[Records from a dataset]
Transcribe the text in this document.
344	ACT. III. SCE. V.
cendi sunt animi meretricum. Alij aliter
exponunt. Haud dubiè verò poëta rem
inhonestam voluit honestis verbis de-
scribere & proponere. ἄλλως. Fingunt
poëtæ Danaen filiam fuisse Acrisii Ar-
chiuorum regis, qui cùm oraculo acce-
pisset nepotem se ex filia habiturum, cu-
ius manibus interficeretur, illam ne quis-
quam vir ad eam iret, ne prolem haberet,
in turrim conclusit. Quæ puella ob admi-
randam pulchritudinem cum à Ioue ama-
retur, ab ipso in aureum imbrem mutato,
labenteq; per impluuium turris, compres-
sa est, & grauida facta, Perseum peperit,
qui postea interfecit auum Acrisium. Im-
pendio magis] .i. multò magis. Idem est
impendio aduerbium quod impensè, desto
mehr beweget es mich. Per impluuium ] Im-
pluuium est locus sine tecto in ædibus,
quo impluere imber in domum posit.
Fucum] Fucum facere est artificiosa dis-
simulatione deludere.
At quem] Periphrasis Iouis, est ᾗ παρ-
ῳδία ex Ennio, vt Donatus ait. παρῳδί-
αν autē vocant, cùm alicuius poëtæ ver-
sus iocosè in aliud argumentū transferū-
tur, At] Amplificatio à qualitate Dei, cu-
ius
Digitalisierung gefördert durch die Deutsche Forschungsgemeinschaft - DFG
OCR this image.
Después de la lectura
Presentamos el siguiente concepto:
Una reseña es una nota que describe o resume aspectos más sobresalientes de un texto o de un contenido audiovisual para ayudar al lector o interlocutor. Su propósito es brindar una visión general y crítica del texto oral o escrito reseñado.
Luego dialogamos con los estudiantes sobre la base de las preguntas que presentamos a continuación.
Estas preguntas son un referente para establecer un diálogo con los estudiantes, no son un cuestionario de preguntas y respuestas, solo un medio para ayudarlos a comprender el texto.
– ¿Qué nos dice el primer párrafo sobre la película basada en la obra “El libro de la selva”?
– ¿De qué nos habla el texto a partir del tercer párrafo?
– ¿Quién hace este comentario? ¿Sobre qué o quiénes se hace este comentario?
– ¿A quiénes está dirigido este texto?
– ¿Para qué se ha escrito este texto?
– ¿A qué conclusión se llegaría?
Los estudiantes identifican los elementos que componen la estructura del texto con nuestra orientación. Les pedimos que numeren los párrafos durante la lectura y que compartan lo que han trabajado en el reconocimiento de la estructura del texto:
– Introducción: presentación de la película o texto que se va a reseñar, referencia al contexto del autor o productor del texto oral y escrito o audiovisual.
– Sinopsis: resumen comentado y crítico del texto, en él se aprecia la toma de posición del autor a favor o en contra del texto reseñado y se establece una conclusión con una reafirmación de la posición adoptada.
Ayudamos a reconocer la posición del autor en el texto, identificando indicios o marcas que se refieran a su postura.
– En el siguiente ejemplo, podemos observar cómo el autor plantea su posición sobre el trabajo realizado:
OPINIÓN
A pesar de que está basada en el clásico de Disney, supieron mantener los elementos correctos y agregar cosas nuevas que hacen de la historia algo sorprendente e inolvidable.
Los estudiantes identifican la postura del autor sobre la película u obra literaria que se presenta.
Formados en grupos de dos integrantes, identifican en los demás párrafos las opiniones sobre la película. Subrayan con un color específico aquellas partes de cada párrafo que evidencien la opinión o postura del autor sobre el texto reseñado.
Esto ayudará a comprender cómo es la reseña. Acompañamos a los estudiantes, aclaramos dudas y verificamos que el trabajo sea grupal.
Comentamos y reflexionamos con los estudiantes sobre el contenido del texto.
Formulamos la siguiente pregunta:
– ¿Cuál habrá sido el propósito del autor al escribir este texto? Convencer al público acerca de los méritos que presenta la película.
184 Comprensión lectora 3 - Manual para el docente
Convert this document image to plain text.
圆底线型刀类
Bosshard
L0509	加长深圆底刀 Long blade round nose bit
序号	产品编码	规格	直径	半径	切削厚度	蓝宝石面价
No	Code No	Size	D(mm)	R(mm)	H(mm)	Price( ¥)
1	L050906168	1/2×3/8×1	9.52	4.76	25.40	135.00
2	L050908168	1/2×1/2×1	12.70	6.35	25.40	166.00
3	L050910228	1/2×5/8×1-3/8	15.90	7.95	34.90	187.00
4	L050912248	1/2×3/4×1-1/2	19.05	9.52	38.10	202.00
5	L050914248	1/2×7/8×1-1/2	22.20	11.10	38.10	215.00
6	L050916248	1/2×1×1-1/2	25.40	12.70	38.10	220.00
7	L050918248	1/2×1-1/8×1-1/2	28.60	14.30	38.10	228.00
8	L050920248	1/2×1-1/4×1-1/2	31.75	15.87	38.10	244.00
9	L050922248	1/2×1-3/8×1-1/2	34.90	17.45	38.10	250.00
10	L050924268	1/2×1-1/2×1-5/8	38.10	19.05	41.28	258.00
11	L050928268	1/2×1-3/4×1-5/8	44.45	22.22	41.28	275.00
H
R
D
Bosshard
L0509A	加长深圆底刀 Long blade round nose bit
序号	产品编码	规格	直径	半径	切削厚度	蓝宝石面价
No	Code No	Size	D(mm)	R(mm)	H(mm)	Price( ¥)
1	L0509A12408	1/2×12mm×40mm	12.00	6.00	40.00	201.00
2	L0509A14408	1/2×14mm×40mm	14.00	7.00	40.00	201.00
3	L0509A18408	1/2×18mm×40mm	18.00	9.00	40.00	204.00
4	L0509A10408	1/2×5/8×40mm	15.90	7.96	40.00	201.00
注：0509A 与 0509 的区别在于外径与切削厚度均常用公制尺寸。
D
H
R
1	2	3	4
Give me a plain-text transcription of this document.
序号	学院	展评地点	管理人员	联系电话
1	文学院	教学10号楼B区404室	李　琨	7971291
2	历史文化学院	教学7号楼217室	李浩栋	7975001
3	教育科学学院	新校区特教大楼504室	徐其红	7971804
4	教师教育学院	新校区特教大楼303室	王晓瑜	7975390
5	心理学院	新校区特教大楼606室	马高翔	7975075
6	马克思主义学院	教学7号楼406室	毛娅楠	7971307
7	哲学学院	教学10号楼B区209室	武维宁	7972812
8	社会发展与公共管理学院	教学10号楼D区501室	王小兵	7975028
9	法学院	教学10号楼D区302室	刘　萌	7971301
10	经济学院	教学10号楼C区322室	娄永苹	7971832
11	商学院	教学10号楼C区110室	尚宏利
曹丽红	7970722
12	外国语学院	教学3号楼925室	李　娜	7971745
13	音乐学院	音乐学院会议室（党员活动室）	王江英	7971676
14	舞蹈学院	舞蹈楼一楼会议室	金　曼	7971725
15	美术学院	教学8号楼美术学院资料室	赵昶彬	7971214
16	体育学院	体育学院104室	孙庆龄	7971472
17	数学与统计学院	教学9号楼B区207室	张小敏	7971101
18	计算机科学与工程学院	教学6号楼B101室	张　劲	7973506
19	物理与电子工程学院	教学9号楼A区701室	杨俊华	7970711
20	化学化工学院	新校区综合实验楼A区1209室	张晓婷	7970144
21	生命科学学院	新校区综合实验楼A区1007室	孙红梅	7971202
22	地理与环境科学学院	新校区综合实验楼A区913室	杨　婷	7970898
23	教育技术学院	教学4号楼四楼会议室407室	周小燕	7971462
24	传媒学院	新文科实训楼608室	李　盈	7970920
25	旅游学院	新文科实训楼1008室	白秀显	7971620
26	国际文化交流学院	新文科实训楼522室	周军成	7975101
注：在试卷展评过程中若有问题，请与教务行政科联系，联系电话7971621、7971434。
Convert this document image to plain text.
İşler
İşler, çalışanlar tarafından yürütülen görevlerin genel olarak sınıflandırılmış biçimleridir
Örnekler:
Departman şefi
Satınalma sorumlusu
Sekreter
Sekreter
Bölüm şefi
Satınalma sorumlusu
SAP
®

WHAT YOU ARE ASKED TO DO: Copy out the full set of records precisely, leaving nothing out.

SOLUTION TO THIS PROBLEM:
Transcribe the text in this document.
344	ACT. III. SCE. V.
cendi sunt animi meretricum. Alij aliter
exponunt. Haud dubiè verò poëta rem
inhonestam voluit honestis verbis de-
scribere & proponere. ἄλλως. Fingunt
poëtæ Danaen filiam fuisse Acrisii Ar-
chiuorum regis, qui cùm oraculo acce-
pisset nepotem se ex filia habiturum, cu-
ius manibus interficeretur, illam ne quis-
quam vir ad eam iret, ne prolem haberet,
in turrim conclusit. Quæ puella ob admi-
randam pulchritudinem cum à Ioue ama-
retur, ab ipso in aureum imbrem mutato,
labenteq; per impluuium turris, compres-
sa est, & grauida facta, Perseum peperit,
qui postea interfecit auum Acrisium. Im-
pendio magis] .i. multò magis. Idem est
impendio aduerbium quod impensè, desto
mehr beweget es mich. Per impluuium ] Im-
pluuium est locus sine tecto in ædibus,
quo impluere imber in domum posit.
Fucum] Fucum facere est artificiosa dis-
simulatione deludere.
At quem] Periphrasis Iouis, est ᾗ παρ-
ῳδία ex Ennio, vt Donatus ait. παρῳδί-
αν autē vocant, cùm alicuius poëtæ ver-
sus iocosè in aliud argumentū transferū-
tur, At] Amplificatio à qualitate Dei, cu-
ius
Digitalisierung gefördert durch die Deutsche Forschungsgemeinschaft - DFG
OCR this image.
Después de la lectura
Presentamos el siguiente concepto:
Una reseña es una nota que describe o resume aspectos más sobresalientes de un texto o de un contenido audiovisual para ayudar al lector o interlocutor. Su propósito es brindar una visión general y crítica del texto oral o escrito reseñado.
Luego dialogamos con los estudiantes sobre la base de las preguntas que presentamos a continuación.
Estas preguntas son un referente para establecer un diálogo con los estudiantes, no son un cuestionario de preguntas y respuestas, solo un medio para ayudarlos a comprender el texto.
– ¿Qué nos dice el primer párrafo sobre la película basada en la obra “El libro de la selva”?
– ¿De qué nos habla el texto a partir del tercer párrafo?
– ¿Quién hace este comentario? ¿Sobre qué o quiénes se hace este comentario?
– ¿A quiénes está dirigido este texto?
– ¿Para qué se ha escrito este texto?
– ¿A qué conclusión se llegaría?
Los estudiantes identifican los elementos que componen la estructura del texto con nuestra orientación. Les pedimos que numeren los párrafos durante la lectura y que compartan lo que han trabajado en el reconocimiento de la estructura del texto:
– Introducción: presentación de la película o texto que se va a reseñar, referencia al contexto del autor o productor del texto oral y escrito o audiovisual.
– Sinopsis: resumen comentado y crítico del texto, en él se aprecia la toma de posición del autor a favor o en contra del texto reseñado y se establece una conclusión con una reafirmación de la posición adoptada.
Ayudamos a reconocer la posición del autor en el texto, identificando indicios o marcas que se refieran a su postura.
– En el siguiente ejemplo, podemos observar cómo el autor plantea su posición sobre el trabajo realizado:
OPINIÓN
A pesar de que está basada en el clásico de Disney, supieron mantener los elementos correctos y agregar cosas nuevas que hacen de la historia algo sorprendente e inolvidable.
Los estudiantes identifican la postura del autor sobre la película u obra literaria que se presenta.
Formados en grupos de dos integrantes, identifican en los demás párrafos las opiniones sobre la película. Subrayan con un color específico aquellas partes de cada párrafo que evidencien la opinión o postura del autor sobre el texto reseñado.
Esto ayudará a comprender cómo es la reseña. Acompañamos a los estudiantes, aclaramos dudas y verificamos que el trabajo sea grupal.
Comentamos y reflexionamos con los estudiantes sobre el contenido del texto.
Formulamos la siguiente pregunta:
– ¿Cuál habrá sido el propósito del autor al escribir este texto? Convencer al público acerca de los méritos que presenta la película.
184 Comprensión lectora 3 - Manual para el docente
Convert this document image to plain text.
圆底线型刀类
Bosshard
L0509	加长深圆底刀 Long blade round nose bit
序号	产品编码	规格	直径	半径	切削厚度	蓝宝石面价
No	Code No	Size	D(mm)	R(mm)	H(mm)	Price( ¥)
1	L050906168	1/2×3/8×1	9.52	4.76	25.40	135.00
2	L050908168	1/2×1/2×1	12.70	6.35	25.40	166.00
3	L050910228	1/2×5/8×1-3/8	15.90	7.95	34.90	187.00
4	L050912248	1/2×3/4×1-1/2	19.05	9.52	38.10	202.00
5	L050914248	1/2×7/8×1-1/2	22.20	11.10	38.10	215.00
6	L050916248	1/2×1×1-1/2	25.40	12.70	38.10	220.00
7	L050918248	1/2×1-1/8×1-1/2	28.60	14.30	38.10	228.00
8	L050920248	1/2×1-1/4×1-1/2	31.75	15.87	38.10	244.00
9	L050922248	1/2×1-3/8×1-1/2	34.90	17.45	38.10	250.00
10	L050924268	1/2×1-1/2×1-5/8	38.10	19.05	41.28	258.00
11	L050928268	1/2×1-3/4×1-5/8	44.45	22.22	41.28	275.00
H
R
D
Bosshard
L0509A	加长深圆底刀 Long blade round nose bit
序号	产品编码	规格	直径	半径	切削厚度	蓝宝石面价
No	Code No	Size	D(mm)	R(mm)	H(mm)	Price( ¥)
1	L0509A12408	1/2×12mm×40mm	12.00	6.00	40.00	201.00
2	L0509A14408	1/2×14mm×40mm	14.00	7.00	40.00	201.00
3	L0509A18408	1/2×18mm×40mm	18.00	9.00	40.00	204.00
4	L0509A10408	1/2×5/8×40mm	15.90	7.96	40.00	201.00
注：0509A 与 0509 的区别在于外径与切削厚度均常用公制尺寸。
D
H
R
1	2	3	4
Give me a plain-text transcription of this document.
序号	学院	展评地点	管理人员	联系电话
1	文学院	教学10号楼B区404室	李　琨	7971291
2	历史文化学院	教学7号楼217室	李浩栋	7975001
3	教育科学学院	新校区特教大楼504室	徐其红	7971804
4	教师教育学院	新校区特教大楼303室	王晓瑜	7975390
5	心理学院	新校区特教大楼606室	马高翔	7975075
6	马克思主义学院	教学7号楼406室	毛娅楠	7971307
7	哲学学院	教学10号楼B区209室	武维宁	7972812
8	社会发展与公共管理学院	教学10号楼D区501室	王小兵	7975028
9	法学院	教学10号楼D区302室	刘　萌	7971301
10	经济学院	教学10号楼C区322室	娄永苹	7971832
11	商学院	教学10号楼C区110室	尚宏利
曹丽红	7970722
12	外国语学院	教学3号楼925室	李　娜	7971745
13	音乐学院	音乐学院会议室（党员活动室）	王江英	7971676
14	舞蹈学院	舞蹈楼一楼会议室	金　曼	7971725
15	美术学院	教学8号楼美术学院资料室	赵昶彬	7971214
16	体育学院	体育学院104室	孙庆龄	7971472
17	数学与统计学院	教学9号楼B区207室	张小敏	7971101
18	计算机科学与工程学院	教学6号楼B101室	张　劲	7973506
19	物理与电子工程学院	教学9号楼A区701室	杨俊华	7970711
20	化学化工学院	新校区综合实验楼A区1209室	张晓婷	7970144
21	生命科学学院	新校区综合实验楼A区1007室	孙红梅	7971202
22	地理与环境科学学院	新校区综合实验楼A区913室	杨　婷	7970898
23	教育技术学院	教学4号楼四楼会议室407室	周小燕	7971462
24	传媒学院	新文科实训楼608室	李　盈	7970920
25	旅游学院	新文科实训楼1008室	白秀显	7971620
26	国际文化交流学院	新文科实训楼522室	周军成	7975101
注：在试卷展评过程中若有问题，请与教务行政科联系，联系电话7971621、7971434。
Convert this document image to plain text.
İşler
İşler, çalışanlar tarafından yürütülen görevlerin genel olarak sınıflandırılmış biçimleridir
Örnekler:
Departman şefi
Satınalma sorumlusu
Sekreter
Sekreter
Bölüm şefi
Satınalma sorumlusu
SAP
®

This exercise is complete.